[A run of records]
****************************************
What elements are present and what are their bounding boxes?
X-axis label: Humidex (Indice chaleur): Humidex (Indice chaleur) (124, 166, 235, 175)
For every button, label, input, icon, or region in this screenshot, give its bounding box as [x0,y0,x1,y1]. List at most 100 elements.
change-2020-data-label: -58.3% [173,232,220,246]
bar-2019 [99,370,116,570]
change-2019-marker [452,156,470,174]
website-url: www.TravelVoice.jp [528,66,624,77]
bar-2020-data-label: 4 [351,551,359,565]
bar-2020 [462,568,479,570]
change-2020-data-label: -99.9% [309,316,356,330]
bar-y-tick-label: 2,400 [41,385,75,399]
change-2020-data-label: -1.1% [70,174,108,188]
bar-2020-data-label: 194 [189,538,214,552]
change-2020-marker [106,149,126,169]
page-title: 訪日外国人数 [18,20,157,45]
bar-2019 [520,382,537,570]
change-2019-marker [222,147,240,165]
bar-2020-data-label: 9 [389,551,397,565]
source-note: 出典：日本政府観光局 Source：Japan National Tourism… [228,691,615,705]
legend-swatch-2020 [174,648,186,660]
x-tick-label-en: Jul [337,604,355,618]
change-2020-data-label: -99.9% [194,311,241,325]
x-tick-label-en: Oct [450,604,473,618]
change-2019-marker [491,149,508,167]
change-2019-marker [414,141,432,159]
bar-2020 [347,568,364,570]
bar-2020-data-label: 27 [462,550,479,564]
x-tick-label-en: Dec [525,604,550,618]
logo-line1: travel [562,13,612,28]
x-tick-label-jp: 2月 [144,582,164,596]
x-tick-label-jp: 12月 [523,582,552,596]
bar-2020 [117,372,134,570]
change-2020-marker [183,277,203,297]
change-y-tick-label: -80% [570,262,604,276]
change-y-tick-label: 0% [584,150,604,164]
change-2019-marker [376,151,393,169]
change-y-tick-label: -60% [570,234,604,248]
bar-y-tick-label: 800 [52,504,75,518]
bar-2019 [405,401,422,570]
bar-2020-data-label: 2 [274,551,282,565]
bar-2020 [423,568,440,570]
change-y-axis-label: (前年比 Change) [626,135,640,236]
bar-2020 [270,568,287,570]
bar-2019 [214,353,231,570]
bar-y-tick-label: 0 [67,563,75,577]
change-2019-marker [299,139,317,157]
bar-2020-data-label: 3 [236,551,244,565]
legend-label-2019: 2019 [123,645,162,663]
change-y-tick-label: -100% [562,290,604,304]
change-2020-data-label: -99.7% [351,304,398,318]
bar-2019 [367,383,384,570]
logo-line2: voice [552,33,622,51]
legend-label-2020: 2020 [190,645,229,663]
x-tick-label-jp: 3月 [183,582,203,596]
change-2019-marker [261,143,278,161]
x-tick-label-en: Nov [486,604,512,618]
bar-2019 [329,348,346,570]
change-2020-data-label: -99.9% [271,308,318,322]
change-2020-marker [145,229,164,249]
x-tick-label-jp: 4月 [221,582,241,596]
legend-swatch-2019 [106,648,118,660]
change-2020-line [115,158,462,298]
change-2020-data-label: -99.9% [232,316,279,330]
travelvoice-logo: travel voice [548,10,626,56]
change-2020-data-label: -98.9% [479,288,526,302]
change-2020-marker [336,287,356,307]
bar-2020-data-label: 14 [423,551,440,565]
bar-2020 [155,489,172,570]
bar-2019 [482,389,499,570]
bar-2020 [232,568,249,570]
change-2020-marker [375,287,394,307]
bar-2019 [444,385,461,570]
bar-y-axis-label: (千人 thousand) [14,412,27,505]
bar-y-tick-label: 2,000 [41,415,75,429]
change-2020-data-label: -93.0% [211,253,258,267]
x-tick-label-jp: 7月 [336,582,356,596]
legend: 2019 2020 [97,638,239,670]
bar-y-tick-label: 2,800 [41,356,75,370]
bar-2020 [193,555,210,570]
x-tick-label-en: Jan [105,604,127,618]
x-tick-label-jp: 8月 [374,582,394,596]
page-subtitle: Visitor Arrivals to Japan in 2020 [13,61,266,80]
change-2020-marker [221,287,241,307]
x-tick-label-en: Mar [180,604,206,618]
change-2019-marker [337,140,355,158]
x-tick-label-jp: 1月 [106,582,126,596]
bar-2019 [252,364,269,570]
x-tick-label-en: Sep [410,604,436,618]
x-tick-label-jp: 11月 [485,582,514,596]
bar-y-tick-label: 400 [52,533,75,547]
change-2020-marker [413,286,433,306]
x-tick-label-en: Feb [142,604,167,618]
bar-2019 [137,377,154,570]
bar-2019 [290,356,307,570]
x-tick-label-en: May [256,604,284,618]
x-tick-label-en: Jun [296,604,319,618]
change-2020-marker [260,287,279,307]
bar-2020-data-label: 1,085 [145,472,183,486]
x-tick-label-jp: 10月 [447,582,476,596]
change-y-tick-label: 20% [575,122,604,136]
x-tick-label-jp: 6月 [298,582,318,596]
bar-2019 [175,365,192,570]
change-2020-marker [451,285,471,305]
****************************************
**WHAT THE TASK ASKS**: Turn every line of the material above into a Markdown table with two columns, Row and Line, where Row numbers each line in order. Skip any blank lines.

**RESPONSE TO THE TASK**:
| Row | Line |
|---|---|
| 1 | What elements are present and what are their bounding boxes? |
| 2 | X-axis label: Humidex (Indice chaleur): Humidex (Indice chaleur) (124, 166, 235, 175) |
| 3 | For every button, label, input, icon, or region in this screenshot, give its bounding box as [x0,y0,x1,y1]. List at most 100 elements. |
| 4 | change-2020-data-label: -58.3% [173,232,220,246] |
| 5 | bar-2019 [99,370,116,570] |
| 6 | change-2019-marker [452,156,470,174] |
| 7 | website-url: www.TravelVoice.jp [528,66,624,77] |
| 8 | bar-2020-data-label: 4 [351,551,359,565] |
| 9 | bar-2020 [462,568,479,570] |
| 10 | change-2020-data-label: -99.9% [309,316,356,330] |
| 11 | bar-y-tick-label: 2,400 [41,385,75,399] |
| 12 | change-2020-data-label: -1.1% [70,174,108,188] |
| 13 | bar-2020-data-label: 194 [189,538,214,552] |
| 14 | change-2020-marker [106,149,126,169] |
| 15 | page-title: 訪日外国人数 [18,20,157,45] |
| 16 | bar-2019 [520,382,537,570] |
| 17 | change-2019-marker [222,147,240,165] |
| 18 | bar-2020-data-label: 9 [389,551,397,565] |
| 19 | source-note: 出典：日本政府観光局 Source：Japan National Tourism… [228,691,615,705] |
| 20 | legend-swatch-2020 [174,648,186,660] |
| 21 | x-tick-label-en: Jul [337,604,355,618] |
| 22 | change-2020-data-label: -99.9% [194,311,241,325] |
| 23 | x-tick-label-en: Oct [450,604,473,618] |
| 24 | change-2019-marker [491,149,508,167] |
| 25 | change-2019-marker [414,141,432,159] |
| 26 | bar-2020 [347,568,364,570] |
| 27 | bar-2020-data-label: 27 [462,550,479,564] |
| 28 | x-tick-label-en: Dec [525,604,550,618] |
| 29 | logo-line1: travel [562,13,612,28] |
| 30 | x-tick-label-jp: 2月 [144,582,164,596] |
| 31 | x-tick-label-jp: 12月 [523,582,552,596] |
| 32 | bar-2020 [117,372,134,570] |
| 33 | change-2020-marker [183,277,203,297] |
| 34 | change-y-tick-label: -80% [570,262,604,276] |
| 35 | change-y-tick-label: 0% [584,150,604,164] |
| 36 | change-2019-marker [376,151,393,169] |
| 37 | change-y-tick-label: -60% [570,234,604,248] |
| 38 | bar-y-tick-label: 800 [52,504,75,518] |
| 39 | bar-2019 [405,401,422,570] |
| 40 | bar-2020-data-label: 2 [274,551,282,565] |
| 41 | bar-2020 [423,568,440,570] |
| 42 | change-y-axis-label: (前年比 Change) [626,135,640,236] |
| 43 | bar-2020 [270,568,287,570] |
| 44 | bar-2019 [214,353,231,570] |
| 45 | bar-y-tick-label: 0 [67,563,75,577] |
| 46 | change-2019-marker [299,139,317,157] |
| 47 | bar-2020-data-label: 3 [236,551,244,565] |
| 48 | legend-label-2019: 2019 [123,645,162,663] |
| 49 | change-y-tick-label: -100% [562,290,604,304] |
| 50 | change-2020-data-label: -99.7% [351,304,398,318] |
| 51 | bar-2019 [367,383,384,570] |
| 52 | logo-line2: voice [552,33,622,51] |
| 53 | legend-label-2020: 2020 [190,645,229,663] |
| 54 | x-tick-label-jp: 3月 [183,582,203,596] |
| 55 | change-2019-marker [261,143,278,161] |
| 56 | x-tick-label-en: Nov [486,604,512,618] |
| 57 | bar-2019 [329,348,346,570] |
| 58 | change-2020-data-label: -99.9% [271,308,318,322] |
| 59 | change-2020-marker [145,229,164,249] |
| 60 | x-tick-label-jp: 4月 [221,582,241,596] |
| 61 | legend-swatch-2019 [106,648,118,660] |
| 62 | change-2020-line [115,158,462,298] |
| 63 | change-2020-data-label: -99.9% [232,316,279,330] |
| 64 | travelvoice-logo: travel voice [548,10,626,56] |
| 65 | change-2020-data-label: -98.9% [479,288,526,302] |
| 66 | change-2020-marker [336,287,356,307] |
| 67 | bar-2020-data-label: 14 [423,551,440,565] |
| 68 | bar-2020 [155,489,172,570] |
| 69 | bar-2019 [482,389,499,570] |
| 70 | bar-2020 [232,568,249,570] |
| 71 | change-2020-marker [375,287,394,307] |
| 72 | bar-2019 [444,385,461,570] |
| 73 | bar-y-axis-label: (千人 thousand) [14,412,27,505] |
| 74 | bar-y-tick-label: 2,000 [41,415,75,429] |
| 75 | change-2020-data-label: -93.0% [211,253,258,267] |
| 76 | x-tick-label-jp: 7月 [336,582,356,596] |
| 77 | legend: 2019 2020 [97,638,239,670] |
| 78 | bar-y-tick-label: 2,800 [41,356,75,370] |
| 79 | bar-2020 [193,555,210,570] |
| 80 | x-tick-label-en: Jan [105,604,127,618] |
| 81 | x-tick-label-jp: 8月 [374,582,394,596] |
| 82 | page-subtitle: Visitor Arrivals to Japan in 2020 [13,61,266,80] |
| 83 | change-2020-marker [221,287,241,307] |
| 84 | x-tick-label-en: Mar [180,604,206,618] |
| 85 | change-2019-marker [337,140,355,158] |
| 86 | x-tick-label-jp: 1月 [106,582,126,596] |
| 87 | bar-2019 [252,364,269,570] |
| 88 | x-tick-label-en: Sep [410,604,436,618] |
| 89 | x-tick-label-jp: 11月 [485,582,514,596] |
| 90 | bar-y-tick-label: 400 [52,533,75,547] |
| 91 | change-2020-marker [413,286,433,306] |
| 92 | x-tick-label-en: Feb [142,604,167,618] |
| 93 | bar-2019 [137,377,154,570] |
| 94 | bar-2019 [290,356,307,570] |
| 95 | x-tick-label-en: May [256,604,284,618] |
| 96 | x-tick-label-en: Jun [296,604,319,618] |
| 97 | change-2020-marker [260,287,279,307] |
| 98 | bar-2020-data-label: 1,085 [145,472,183,486] |
| 99 | x-tick-label-jp: 10月 [447,582,476,596] |
| 100 | change-y-tick-label: 20% [575,122,604,136] |
| 101 | x-tick-label-jp: 6月 [298,582,318,596] |
| 102 | bar-2019 [175,365,192,570] |
| 103 | change-2020-marker [451,285,471,305] |